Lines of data
* * * * *

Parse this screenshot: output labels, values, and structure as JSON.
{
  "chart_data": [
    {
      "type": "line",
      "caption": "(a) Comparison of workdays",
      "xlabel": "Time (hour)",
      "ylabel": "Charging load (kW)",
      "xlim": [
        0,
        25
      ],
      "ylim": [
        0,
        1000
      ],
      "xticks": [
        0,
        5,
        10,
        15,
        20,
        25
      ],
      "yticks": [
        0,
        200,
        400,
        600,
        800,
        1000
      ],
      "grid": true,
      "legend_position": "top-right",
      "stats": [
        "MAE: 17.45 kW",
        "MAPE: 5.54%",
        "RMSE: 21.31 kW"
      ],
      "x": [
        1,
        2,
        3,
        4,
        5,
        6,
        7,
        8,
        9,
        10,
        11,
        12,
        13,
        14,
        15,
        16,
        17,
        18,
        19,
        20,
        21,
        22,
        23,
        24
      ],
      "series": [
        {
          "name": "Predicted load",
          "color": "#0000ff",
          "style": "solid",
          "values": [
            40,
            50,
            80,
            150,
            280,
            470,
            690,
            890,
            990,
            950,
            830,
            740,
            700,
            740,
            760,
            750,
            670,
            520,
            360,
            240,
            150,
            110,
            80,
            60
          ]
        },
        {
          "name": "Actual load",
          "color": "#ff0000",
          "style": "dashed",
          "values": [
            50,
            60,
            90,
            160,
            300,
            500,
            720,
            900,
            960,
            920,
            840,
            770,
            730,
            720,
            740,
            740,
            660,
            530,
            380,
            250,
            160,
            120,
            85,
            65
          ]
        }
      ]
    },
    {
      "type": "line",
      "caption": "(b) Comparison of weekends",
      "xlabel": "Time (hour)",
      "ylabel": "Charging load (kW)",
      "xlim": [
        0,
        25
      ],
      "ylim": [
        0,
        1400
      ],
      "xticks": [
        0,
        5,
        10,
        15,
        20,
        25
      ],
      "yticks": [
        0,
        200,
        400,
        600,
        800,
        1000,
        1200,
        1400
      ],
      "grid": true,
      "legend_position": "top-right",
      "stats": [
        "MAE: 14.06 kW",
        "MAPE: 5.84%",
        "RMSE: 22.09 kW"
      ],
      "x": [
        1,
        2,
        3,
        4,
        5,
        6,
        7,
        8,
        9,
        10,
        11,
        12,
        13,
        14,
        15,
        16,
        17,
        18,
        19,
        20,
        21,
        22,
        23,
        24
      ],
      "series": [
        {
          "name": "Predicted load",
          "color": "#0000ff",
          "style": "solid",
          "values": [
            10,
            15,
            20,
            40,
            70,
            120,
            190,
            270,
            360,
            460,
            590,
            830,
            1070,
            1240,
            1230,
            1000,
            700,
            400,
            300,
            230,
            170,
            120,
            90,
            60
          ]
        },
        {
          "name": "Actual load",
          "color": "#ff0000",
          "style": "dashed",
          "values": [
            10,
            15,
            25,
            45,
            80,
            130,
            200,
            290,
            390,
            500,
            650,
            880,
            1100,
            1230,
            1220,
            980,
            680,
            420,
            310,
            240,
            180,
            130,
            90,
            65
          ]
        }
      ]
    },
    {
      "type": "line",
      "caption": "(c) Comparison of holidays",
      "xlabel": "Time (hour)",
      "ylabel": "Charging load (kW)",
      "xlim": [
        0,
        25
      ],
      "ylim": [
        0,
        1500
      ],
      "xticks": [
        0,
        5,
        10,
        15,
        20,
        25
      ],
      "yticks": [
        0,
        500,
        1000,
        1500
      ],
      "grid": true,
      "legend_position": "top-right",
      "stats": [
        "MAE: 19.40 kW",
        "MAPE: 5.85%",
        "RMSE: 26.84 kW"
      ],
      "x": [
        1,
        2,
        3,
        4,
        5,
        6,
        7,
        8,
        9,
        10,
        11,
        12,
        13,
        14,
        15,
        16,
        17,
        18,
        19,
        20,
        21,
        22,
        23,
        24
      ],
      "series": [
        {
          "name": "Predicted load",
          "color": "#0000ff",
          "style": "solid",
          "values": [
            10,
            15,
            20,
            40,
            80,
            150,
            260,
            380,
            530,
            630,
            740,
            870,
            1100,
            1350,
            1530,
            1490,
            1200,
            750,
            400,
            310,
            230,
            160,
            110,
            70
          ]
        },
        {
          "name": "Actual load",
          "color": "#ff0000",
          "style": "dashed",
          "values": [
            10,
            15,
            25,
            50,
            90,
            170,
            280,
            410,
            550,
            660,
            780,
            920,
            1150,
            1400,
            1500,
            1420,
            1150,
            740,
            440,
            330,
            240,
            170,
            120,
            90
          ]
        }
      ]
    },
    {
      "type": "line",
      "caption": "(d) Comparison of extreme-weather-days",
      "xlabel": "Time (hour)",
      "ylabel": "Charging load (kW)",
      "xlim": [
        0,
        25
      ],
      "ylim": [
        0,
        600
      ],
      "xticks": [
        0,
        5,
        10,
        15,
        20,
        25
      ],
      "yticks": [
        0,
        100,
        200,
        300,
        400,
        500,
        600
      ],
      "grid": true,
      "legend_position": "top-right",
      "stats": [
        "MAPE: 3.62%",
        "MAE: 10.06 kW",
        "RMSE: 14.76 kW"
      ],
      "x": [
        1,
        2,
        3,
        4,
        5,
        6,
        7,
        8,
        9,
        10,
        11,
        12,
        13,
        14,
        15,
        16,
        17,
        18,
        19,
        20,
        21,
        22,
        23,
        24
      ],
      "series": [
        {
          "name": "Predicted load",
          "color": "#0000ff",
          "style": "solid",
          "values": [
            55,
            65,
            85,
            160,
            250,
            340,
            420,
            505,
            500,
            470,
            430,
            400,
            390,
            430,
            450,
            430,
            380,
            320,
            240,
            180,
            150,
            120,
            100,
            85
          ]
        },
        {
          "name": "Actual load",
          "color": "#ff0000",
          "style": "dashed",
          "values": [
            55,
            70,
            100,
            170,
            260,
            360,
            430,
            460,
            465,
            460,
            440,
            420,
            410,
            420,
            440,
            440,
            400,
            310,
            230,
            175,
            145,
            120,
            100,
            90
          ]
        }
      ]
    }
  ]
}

* * * * *

PROBLEM –
The whole listing above needs to be written out again exactly.

CORRECT RESPONSE –
Parse this screenshot: output labels, values, and structure as JSON.
{
  "chart_data": [
    {
      "type": "line",
      "caption": "(a) Comparison of workdays",
      "xlabel": "Time (hour)",
      "ylabel": "Charging load (kW)",
      "xlim": [
        0,
        25
      ],
      "ylim": [
        0,
        1000
      ],
      "xticks": [
        0,
        5,
        10,
        15,
        20,
        25
      ],
      "yticks": [
        0,
        200,
        400,
        600,
        800,
        1000
      ],
      "grid": true,
      "legend_position": "top-right",
      "stats": [
        "MAE: 17.45 kW",
        "MAPE: 5.54%",
        "RMSE: 21.31 kW"
      ],
      "x": [
        1,
        2,
        3,
        4,
        5,
        6,
        7,
        8,
        9,
        10,
        11,
        12,
        13,
        14,
        15,
        16,
        17,
        18,
        19,
        20,
        21,
        22,
        23,
        24
      ],
      "series": [
        {
          "name": "Predicted load",
          "color": "#0000ff",
          "style": "solid",
          "values": [
            40,
            50,
            80,
            150,
            280,
            470,
            690,
            890,
            990,
            950,
            830,
            740,
            700,
            740,
            760,
            750,
            670,
            520,
            360,
            240,
            150,
            110,
            80,
            60
          ]
        },
        {
          "name": "Actual load",
          "color": "#ff0000",
          "style": "dashed",
          "values": [
            50,
            60,
            90,
            160,
            300,
            500,
            720,
            900,
            960,
            920,
            840,
            770,
            730,
            720,
            740,
            740,
            660,
            530,
            380,
            250,
            160,
            120,
            85,
            65
          ]
        }
      ]
    },
    {
      "type": "line",
      "caption": "(b) Comparison of weekends",
      "xlabel": "Time (hour)",
      "ylabel": "Charging load (kW)",
      "xlim": [
        0,
        25
      ],
      "ylim": [
        0,
        1400
      ],
      "xticks": [
        0,
        5,
        10,
        15,
        20,
        25
      ],
      "yticks": [
        0,
        200,
        400,
        600,
        800,
        1000,
        1200,
        1400
      ],
      "grid": true,
      "legend_position": "top-right",
      "stats": [
        "MAE: 14.06 kW",
        "MAPE: 5.84%",
        "RMSE: 22.09 kW"
      ],
      "x": [
        1,
        2,
        3,
        4,
        5,
        6,
        7,
        8,
        9,
        10,
        11,
        12,
        13,
        14,
        15,
        16,
        17,
        18,
        19,
        20,
        21,
        22,
        23,
        24
      ],
      "series": [
        {
          "name": "Predicted load",
          "color": "#0000ff",
          "style": "solid",
          "values": [
            10,
            15,
            20,
            40,
            70,
            120,
            190,
            270,
            360,
            460,
            590,
            830,
            1070,
            1240,
            1230,
            1000,
            700,
            400,
            300,
            230,
            170,
            120,
            90,
            60
          ]
        },
        {
          "name": "Actual load",
          "color": "#ff0000",
          "style": "dashed",
          "values": [
            10,
            15,
            25,
            45,
            80,
            130,
            200,
            290,
            390,
            500,
            650,
            880,
            1100,
            1230,
            1220,
            980,
            680,
            420,
            310,
            240,
            180,
            130,
            90,
            65
          ]
        }
      ]
    },
    {
      "type": "line",
      "caption": "(c) Comparison of holidays",
      "xlabel": "Time (hour)",
      "ylabel": "Charging load (kW)",
      "xlim": [
        0,
        25
      ],
      "ylim": [
        0,
        1500
      ],
      "xticks": [
        0,
        5,
        10,
        15,
        20,
        25
      ],
      "yticks": [
        0,
        500,
        1000,
        1500
      ],
      "grid": true,
      "legend_position": "top-right",
      "stats": [
        "MAE: 19.40 kW",
        "MAPE: 5.85%",
        "RMSE: 26.84 kW"
      ],
      "x": [
        1,
        2,
        3,
        4,
        5,
        6,
        7,
        8,
        9,
        10,
        11,
        12,
        13,
        14,
        15,
        16,
        17,
        18,
        19,
        20,
        21,
        22,
        23,
        24
      ],
      "series": [
        {
          "name": "Predicted load",
          "color": "#0000ff",
          "style": "solid",
          "values": [
            10,
            15,
            20,
            40,
            80,
            150,
            260,
            380,
            530,
            630,
            740,
            870,
            1100,
            1350,
            1530,
            1490,
            1200,
            750,
            400,
            310,
            230,
            160,
            110,
            70
          ]
        },
        {
          "name": "Actual load",
          "color": "#ff0000",
          "style": "dashed",
          "values": [
            10,
            15,
            25,
            50,
            90,
            170,
            280,
            410,
            550,
            660,
            780,
            920,
            1150,
            1400,
            1500,
            1420,
            1150,
            740,
            440,
            330,
            240,
            170,
            120,
            90
          ]
        }
      ]
    },
    {
      "type": "line",
      "caption": "(d) Comparison of extreme-weather-days",
      "xlabel": "Time (hour)",
      "ylabel": "Charging load (kW)",
      "xlim": [
        0,
        25
      ],
      "ylim": [
        0,
        600
      ],
      "xticks": [
        0,
        5,
        10,
        15,
        20,
        25
      ],
      "yticks": [
        0,
        100,
        200,
        300,
        400,
        500,
        600
      ],
      "grid": true,
      "legend_position": "top-right",
      "stats": [
        "MAPE: 3.62%",
        "MAE: 10.06 kW",
        "RMSE: 14.76 kW"
      ],
      "x": [
        1,
        2,
        3,
        4,
        5,
        6,
        7,
        8,
        9,
        10,
        11,
        12,
        13,
        14,
        15,
        16,
        17,
        18,
        19,
        20,
        21,
        22,
        23,
        24
      ],
      "series": [
        {
          "name": "Predicted load",
          "color": "#0000ff",
          "style": "solid",
          "values": [
            55,
            65,
            85,
            160,
            250,
            340,
            420,
            505,
            500,
            470,
            430,
            400,
            390,
            430,
            450,
            430,
            380,
            320,
            240,
            180,
            150,
            120,
            100,
            85
          ]
        },
        {
          "name": "Actual load",
          "color": "#ff0000",
          "style": "dashed",
          "values": [
            55,
            70,
            100,
            170,
            260,
            360,
            430,
            460,
            465,
            460,
            440,
            420,
            410,
            420,
            440,
            440,
            400,
            310,
            230,
            175,
            145,
            120,
            100,
            90
          ]
        }
      ]
    }
  ]
}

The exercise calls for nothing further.